[Start]

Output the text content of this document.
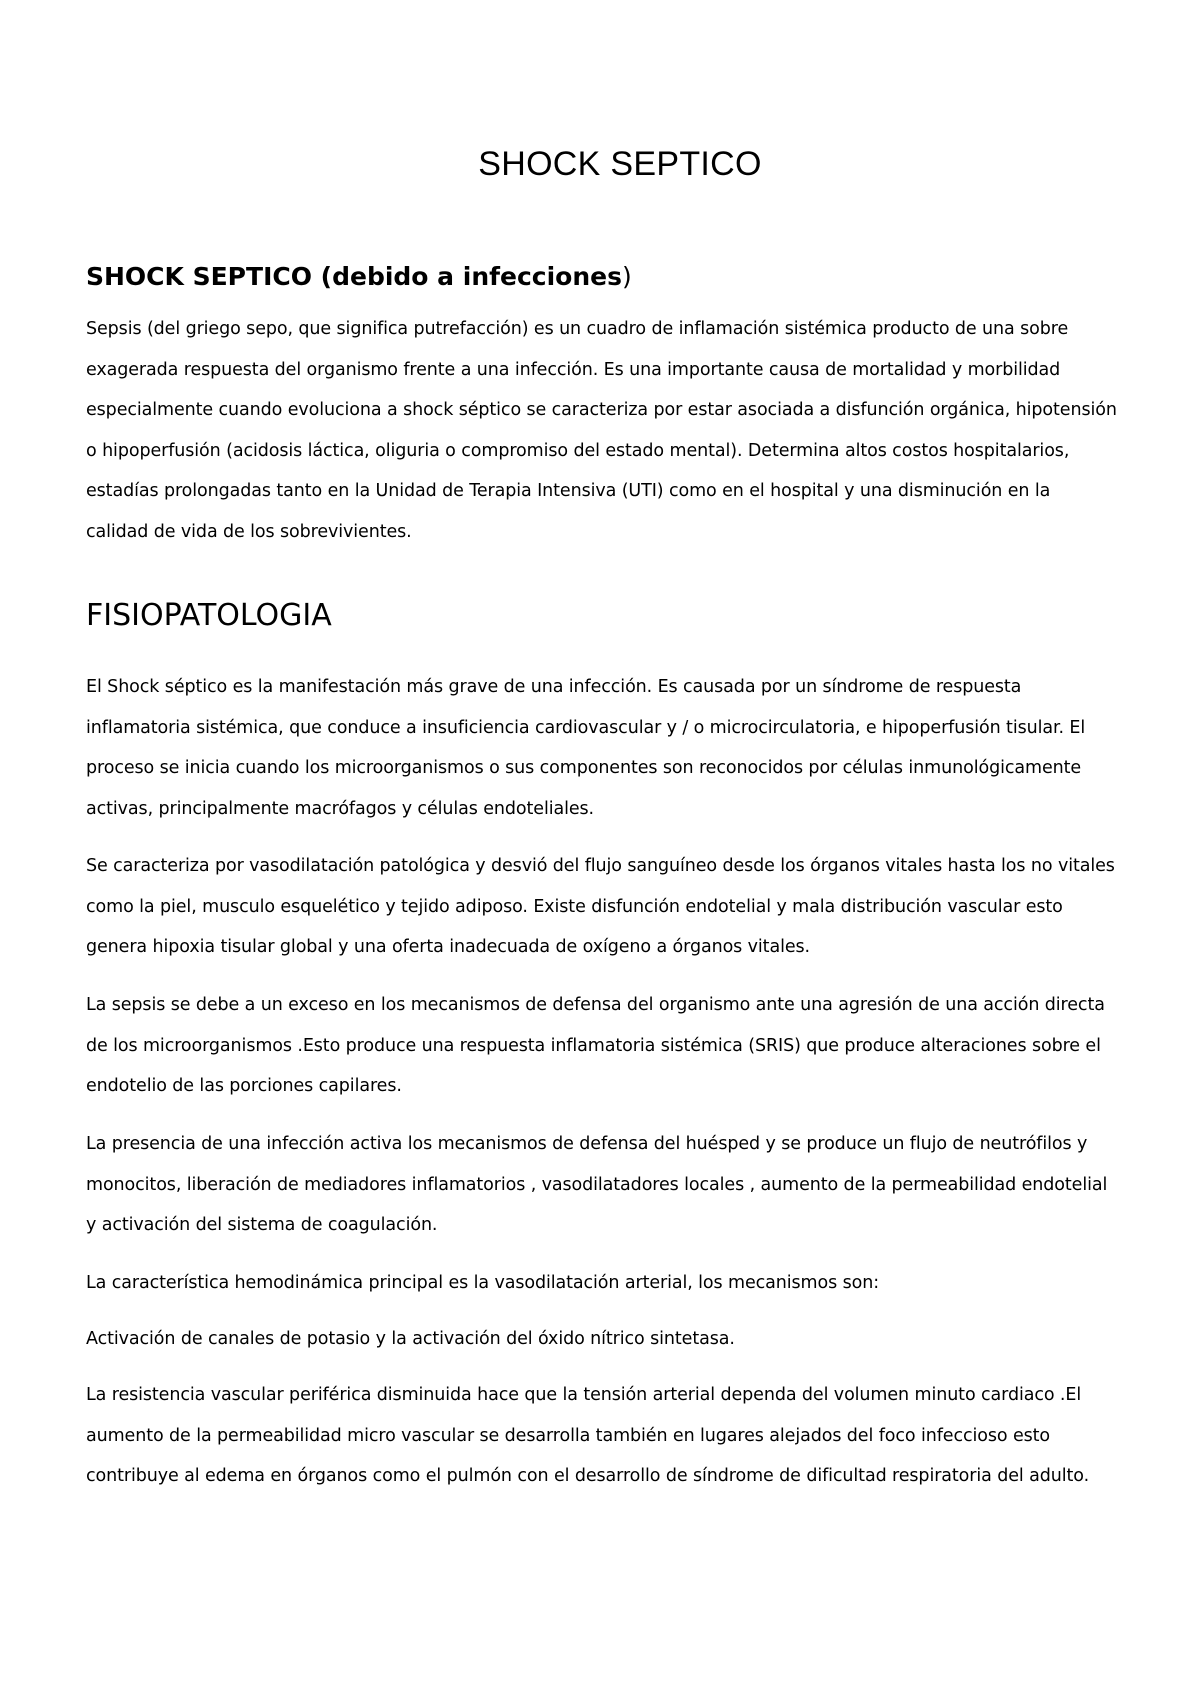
SHOCK SEPTICO
SHOCK SEPTICO (debido a infecciones)

Sepsis (del griego sepo, que significa putrefacción) es un cuadro de inflamación sistémica producto de una sobre
exagerada respuesta del organismo frente a una infección. Es una importante causa de mortalidad y morbilidad
especialmente cuando evoluciona a shock séptico se caracteriza por estar asociada a disfunción orgánica, hipotensión
o hipoperfusión (acidosis láctica, oliguria o compromiso del estado mental). Determina altos costos hospitalarios,
estadías prolongadas tanto en la Unidad de Terapia Intensiva (UTI) como en el hospital y una disminución en la
calidad de vida de los sobrevivientes.

FISIOPATOLOGIA

El Shock séptico es la manifestación más grave de una infección. Es causada por un síndrome de respuesta
inflamatoria sistémica, que conduce a insuficiencia cardiovascular y / o microcirculatoria, e hipoperfusión tisular. El
proceso se inicia cuando los microorganismos o sus componentes son reconocidos por células inmunológicamente
activas, principalmente macrófagos y células endoteliales.

Se caracteriza por vasodilatación patológica y desvió del flujo sanguíneo desde los órganos vitales hasta los no vitales
como la piel, musculo esquelético y tejido adiposo. Existe disfunción endotelial y mala distribución vascular esto
genera hipoxia tisular global y una oferta inadecuada de oxígeno a órganos vitales.

La sepsis se debe a un exceso en los mecanismos de defensa del organismo ante una agresión de una acción directa
de los microorganismos .Esto produce una respuesta inflamatoria sistémica (SRIS) que produce alteraciones sobre el
endotelio de las porciones capilares.

La presencia de una infección activa los mecanismos de defensa del huésped y se produce un flujo de neutrófilos y
monocitos, liberación de mediadores inflamatorios , vasodilatadores locales , aumento de la permeabilidad endotelial
y activación del sistema de coagulación.

La característica hemodinámica principal es la vasodilatación arterial, los mecanismos son:

Activación de canales de potasio y la activación del óxido nítrico sintetasa.

La resistencia vascular periférica disminuida hace que la tensión arterial dependa del volumen minuto cardiaco .El
aumento de la permeabilidad micro vascular se desarrolla también en lugares alejados del foco infeccioso esto
contribuye al edema en órganos como el pulmón con el desarrollo de síndrome de dificultad respiratoria del adulto.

[End]

# Set problem:
Find every line that holds "aumento" and copy it.

# Task solution:
monocitos, liberación de mediadores inflamatorios , vasodilatadores locales , aumento de la permeabilidad endotelial
aumento de la permeabilidad micro vascular se desarrolla también en lugares alejados del foco infeccioso esto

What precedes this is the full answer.